GIVEN REQUEST:
Find every line with "букет" in it, then report how many there are and nothing more.

EXTRACTED ENTRIES:
..............................

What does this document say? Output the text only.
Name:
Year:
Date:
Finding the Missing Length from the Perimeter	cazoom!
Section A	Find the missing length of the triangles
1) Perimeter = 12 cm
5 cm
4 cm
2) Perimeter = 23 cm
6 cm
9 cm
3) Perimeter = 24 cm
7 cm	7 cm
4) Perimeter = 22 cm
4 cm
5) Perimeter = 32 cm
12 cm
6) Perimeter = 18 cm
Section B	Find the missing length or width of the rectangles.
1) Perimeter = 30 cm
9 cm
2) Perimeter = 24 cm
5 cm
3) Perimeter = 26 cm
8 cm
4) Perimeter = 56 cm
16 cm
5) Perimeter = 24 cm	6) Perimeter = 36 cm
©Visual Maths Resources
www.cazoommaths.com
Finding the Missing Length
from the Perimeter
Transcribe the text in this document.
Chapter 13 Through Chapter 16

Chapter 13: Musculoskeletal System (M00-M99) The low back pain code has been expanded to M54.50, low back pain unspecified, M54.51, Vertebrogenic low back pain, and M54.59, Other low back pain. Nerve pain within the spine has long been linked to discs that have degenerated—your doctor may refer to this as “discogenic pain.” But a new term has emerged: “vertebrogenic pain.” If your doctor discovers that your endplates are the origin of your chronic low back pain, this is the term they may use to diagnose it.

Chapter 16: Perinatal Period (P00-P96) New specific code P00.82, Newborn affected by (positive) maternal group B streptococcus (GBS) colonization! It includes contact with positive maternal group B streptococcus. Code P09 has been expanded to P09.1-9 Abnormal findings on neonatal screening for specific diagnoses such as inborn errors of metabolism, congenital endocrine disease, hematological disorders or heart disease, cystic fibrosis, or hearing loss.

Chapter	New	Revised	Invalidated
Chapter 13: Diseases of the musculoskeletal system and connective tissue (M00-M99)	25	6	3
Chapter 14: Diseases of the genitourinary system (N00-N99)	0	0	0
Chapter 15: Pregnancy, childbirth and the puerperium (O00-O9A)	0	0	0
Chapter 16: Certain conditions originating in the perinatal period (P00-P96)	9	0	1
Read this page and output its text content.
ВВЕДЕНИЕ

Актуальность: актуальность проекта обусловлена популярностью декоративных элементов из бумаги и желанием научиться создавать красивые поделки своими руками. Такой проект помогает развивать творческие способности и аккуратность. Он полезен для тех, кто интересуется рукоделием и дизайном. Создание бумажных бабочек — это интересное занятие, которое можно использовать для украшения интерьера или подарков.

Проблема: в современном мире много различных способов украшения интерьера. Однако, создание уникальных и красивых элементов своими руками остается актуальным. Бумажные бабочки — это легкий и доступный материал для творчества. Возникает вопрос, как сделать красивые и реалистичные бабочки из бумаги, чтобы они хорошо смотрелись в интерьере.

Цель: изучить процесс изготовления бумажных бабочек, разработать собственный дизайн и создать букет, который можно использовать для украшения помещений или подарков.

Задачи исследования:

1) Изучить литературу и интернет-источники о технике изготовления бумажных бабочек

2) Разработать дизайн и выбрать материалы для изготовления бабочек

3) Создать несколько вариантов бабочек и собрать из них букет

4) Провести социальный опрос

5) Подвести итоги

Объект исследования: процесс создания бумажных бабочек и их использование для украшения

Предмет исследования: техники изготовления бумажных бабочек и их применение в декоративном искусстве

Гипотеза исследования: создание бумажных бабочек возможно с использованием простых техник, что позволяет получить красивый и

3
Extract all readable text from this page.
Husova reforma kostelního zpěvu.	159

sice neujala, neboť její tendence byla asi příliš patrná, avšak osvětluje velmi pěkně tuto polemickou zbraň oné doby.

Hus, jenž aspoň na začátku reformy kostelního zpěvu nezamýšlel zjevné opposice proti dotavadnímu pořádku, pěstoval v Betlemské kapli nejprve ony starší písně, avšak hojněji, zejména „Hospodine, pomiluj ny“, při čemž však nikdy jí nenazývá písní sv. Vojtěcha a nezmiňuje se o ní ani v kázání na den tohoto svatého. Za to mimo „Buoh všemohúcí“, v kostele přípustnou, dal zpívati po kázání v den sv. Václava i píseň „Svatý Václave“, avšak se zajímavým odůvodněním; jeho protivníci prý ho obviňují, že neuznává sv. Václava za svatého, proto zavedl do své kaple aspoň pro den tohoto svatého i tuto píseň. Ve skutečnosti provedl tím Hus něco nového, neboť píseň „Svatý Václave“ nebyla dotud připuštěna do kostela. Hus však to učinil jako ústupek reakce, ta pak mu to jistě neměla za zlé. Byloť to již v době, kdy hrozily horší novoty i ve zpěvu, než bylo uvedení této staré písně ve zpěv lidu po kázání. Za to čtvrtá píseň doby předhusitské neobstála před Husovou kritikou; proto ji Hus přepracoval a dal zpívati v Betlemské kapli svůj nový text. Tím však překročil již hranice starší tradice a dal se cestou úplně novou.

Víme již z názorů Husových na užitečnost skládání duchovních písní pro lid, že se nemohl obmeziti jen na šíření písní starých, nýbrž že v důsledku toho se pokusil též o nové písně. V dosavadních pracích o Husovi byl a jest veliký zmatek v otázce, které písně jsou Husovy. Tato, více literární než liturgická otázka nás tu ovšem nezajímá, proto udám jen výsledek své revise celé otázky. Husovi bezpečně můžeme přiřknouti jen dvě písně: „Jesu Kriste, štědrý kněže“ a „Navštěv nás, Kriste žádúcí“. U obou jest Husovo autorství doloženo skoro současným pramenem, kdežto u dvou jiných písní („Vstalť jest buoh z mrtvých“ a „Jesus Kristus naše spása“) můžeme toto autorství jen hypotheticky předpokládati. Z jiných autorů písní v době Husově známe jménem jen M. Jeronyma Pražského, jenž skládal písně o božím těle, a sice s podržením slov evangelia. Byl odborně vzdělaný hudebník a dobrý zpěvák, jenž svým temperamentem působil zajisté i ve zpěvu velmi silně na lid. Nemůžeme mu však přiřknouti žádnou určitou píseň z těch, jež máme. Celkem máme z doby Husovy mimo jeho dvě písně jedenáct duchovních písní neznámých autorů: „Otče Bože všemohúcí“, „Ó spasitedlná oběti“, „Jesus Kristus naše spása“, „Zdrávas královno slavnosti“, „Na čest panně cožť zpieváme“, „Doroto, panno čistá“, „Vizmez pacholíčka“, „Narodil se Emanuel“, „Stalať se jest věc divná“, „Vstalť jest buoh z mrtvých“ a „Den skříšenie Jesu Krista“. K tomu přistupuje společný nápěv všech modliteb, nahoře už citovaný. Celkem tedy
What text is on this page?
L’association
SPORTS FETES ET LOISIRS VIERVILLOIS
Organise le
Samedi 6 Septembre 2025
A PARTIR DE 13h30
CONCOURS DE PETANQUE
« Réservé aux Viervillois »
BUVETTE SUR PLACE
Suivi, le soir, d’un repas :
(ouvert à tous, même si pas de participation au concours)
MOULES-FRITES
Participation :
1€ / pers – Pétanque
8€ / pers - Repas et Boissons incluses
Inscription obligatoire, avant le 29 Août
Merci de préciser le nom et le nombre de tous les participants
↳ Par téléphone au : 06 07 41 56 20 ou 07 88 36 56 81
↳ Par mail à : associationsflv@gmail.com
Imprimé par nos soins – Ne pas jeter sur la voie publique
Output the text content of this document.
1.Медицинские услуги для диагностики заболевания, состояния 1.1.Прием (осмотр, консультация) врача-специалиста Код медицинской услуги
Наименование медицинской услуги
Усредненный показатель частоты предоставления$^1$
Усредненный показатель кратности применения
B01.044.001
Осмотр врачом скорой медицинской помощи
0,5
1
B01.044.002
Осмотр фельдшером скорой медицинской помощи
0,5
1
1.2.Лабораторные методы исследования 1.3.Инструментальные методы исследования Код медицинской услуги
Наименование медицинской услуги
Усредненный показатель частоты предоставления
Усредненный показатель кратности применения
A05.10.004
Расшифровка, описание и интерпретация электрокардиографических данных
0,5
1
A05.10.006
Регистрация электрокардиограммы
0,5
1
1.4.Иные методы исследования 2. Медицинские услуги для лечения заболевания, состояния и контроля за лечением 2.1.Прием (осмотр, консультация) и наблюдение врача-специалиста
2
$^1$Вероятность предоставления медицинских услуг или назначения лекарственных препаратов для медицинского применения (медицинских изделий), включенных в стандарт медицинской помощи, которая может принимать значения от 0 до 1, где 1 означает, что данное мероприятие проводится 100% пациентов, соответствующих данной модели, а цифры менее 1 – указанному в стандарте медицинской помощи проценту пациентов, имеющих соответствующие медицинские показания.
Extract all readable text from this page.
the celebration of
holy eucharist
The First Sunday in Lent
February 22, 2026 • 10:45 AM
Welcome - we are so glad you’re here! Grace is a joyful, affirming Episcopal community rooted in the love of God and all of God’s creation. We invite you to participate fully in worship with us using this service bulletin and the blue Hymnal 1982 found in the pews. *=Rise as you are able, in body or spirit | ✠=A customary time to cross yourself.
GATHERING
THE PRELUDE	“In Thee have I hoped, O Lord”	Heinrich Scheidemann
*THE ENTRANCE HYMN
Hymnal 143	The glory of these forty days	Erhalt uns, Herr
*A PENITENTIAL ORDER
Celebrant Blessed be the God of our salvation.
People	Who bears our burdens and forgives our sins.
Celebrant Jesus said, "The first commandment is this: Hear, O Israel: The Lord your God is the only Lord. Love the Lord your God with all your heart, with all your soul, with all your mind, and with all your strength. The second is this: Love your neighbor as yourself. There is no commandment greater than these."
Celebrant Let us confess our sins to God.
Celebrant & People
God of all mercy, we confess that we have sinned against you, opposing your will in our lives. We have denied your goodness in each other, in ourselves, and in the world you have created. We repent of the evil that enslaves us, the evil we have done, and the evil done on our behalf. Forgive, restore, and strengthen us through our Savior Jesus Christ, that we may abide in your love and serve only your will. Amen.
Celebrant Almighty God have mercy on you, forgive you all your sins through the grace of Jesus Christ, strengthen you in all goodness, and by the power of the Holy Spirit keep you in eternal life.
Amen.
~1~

..............................

REPLY:
2